* **Set exercise**
Pick out each line below containing "subscribers".

╭─ Available data

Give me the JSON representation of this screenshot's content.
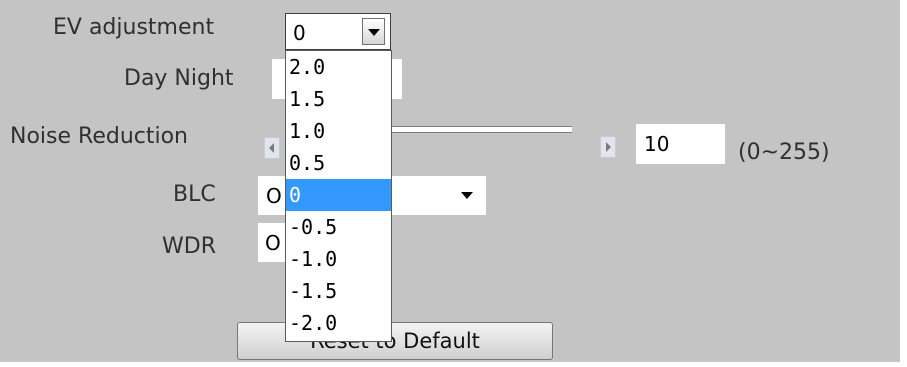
{
  "labels": {
    "ev": "EV adjustment",
    "day_night": "Day Night",
    "noise_reduction": "Noise Reduction",
    "blc": "BLC",
    "wdr": "WDR"
  },
  "ev_select": {
    "value": "0",
    "options": [
      "2.0",
      "1.5",
      "1.0",
      "0.5",
      "0",
      "-0.5",
      "-1.0",
      "-1.5",
      "-2.0"
    ],
    "selected_index": 4
  },
  "noise_reduction": {
    "value": "10",
    "range": "(0~255)"
  },
  "blc": {
    "value": "O"
  },
  "wdr": {
    "value": "O"
  },
  "reset_button": {
    "label": "Reset to Default"
  },
  "colors": {
    "panel_background": "#c4c4c4",
    "selection_highlight": "#3399ff"
  },
  "icons": {
    "ev_dropdown_arrow": "chevron-down-icon",
    "slider_left": "arrow-left-icon",
    "slider_right": "arrow-right-icon",
    "blc_dropdown_arrow": "chevron-down-icon"
  }
}
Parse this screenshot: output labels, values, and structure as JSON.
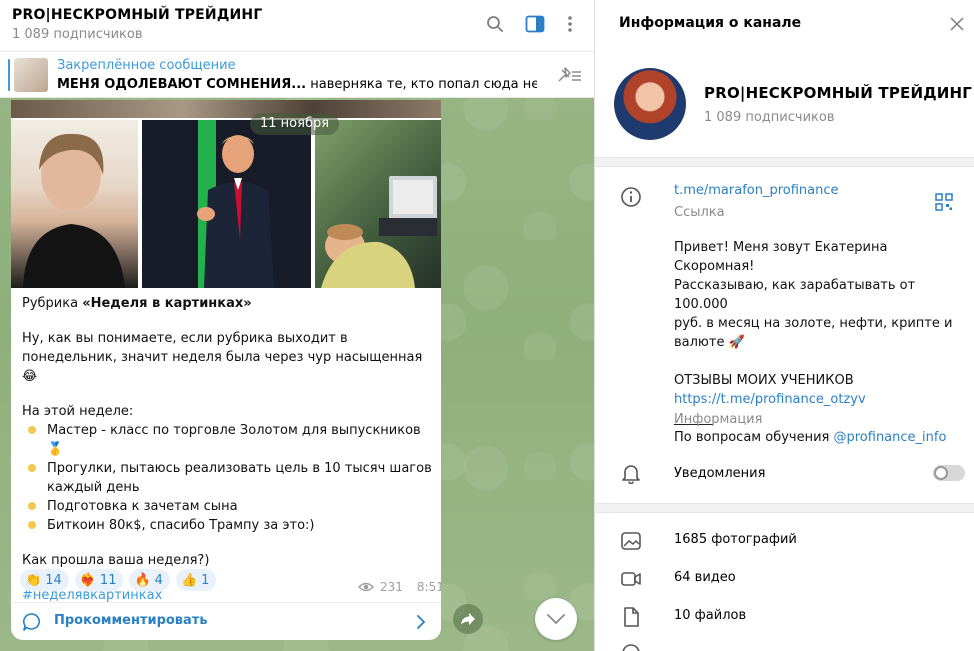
{
  "chat": {
    "title": "PRO|НЕСКРОМНЫЙ ТРЕЙДИНГ",
    "subscribers": "1 089 подписчиков"
  },
  "pinned": {
    "label": "Закреплённое сообщение",
    "bold": "МЕНЯ ОДОЛЕВАЮТ СОМНЕНИЯ...",
    "text": " наверняка те, кто попал сюда недавно ..."
  },
  "message": {
    "date": "11 ноября",
    "rubric_prefix": "Рубрика ",
    "rubric_name": "«Неделя в картинках»",
    "para1": "Ну, как вы понимаете, если рубрика выходит в понедельник, значит неделя была через чур насыщенная😂",
    "week_intro": "На этой неделе:",
    "bullets": [
      "Мастер - класс по торговле Золотом для выпускников 🥇",
      "Прогулки, пытаюсь реализовать цель в 10 тысяч шагов каждый день",
      "Подготовка к зачетам сына",
      "Биткоин 80к$, спасибо Трампу за это:)"
    ],
    "question": "Как прошла ваша неделя?)",
    "hashtag": "#неделявкартинках",
    "reactions": [
      {
        "emoji": "👏",
        "count": "14"
      },
      {
        "emoji": "❤️‍🔥",
        "count": "11"
      },
      {
        "emoji": "🔥",
        "count": "4"
      },
      {
        "emoji": "👍",
        "count": "1"
      }
    ],
    "views": "231",
    "time": "8:51",
    "comment_label": "Прокомментировать"
  },
  "info": {
    "title": "Информация о канале",
    "name": "PRO|НЕСКРОМНЫЙ ТРЕЙДИНГ",
    "subscribers": "1 089 подписчиков",
    "link": "t.me/marafon_profinance",
    "link_sub": "Ссылка",
    "desc_lines": [
      "Привет! Меня зовут Екатерина Скоромная!",
      "Рассказываю, как зарабатывать от 100.000",
      "руб. в месяц на золоте, нефти, крипте и",
      "валюте 🚀"
    ],
    "reviews_title": "ОТЗЫВЫ МОИХ УЧЕНИКОВ",
    "reviews_link": "https://t.me/profinance_otzyv",
    "separator": "______",
    "contact_prefix": "По вопросам обучения ",
    "contact_handle": "@profinance_info",
    "desc_sub": "Информация",
    "notifications": "Уведомления",
    "stats": [
      "1685 фотографий",
      "64 видео",
      "10 файлов"
    ]
  },
  "colors": {
    "accent": "#2b7fc4",
    "link": "#3a9bd9",
    "chat_bg": "#98b484"
  }
}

╰─

* **Response to this task**
    "subscribers": "1 089 подписчиков"
    "subscribers": "1 089 подписчиков",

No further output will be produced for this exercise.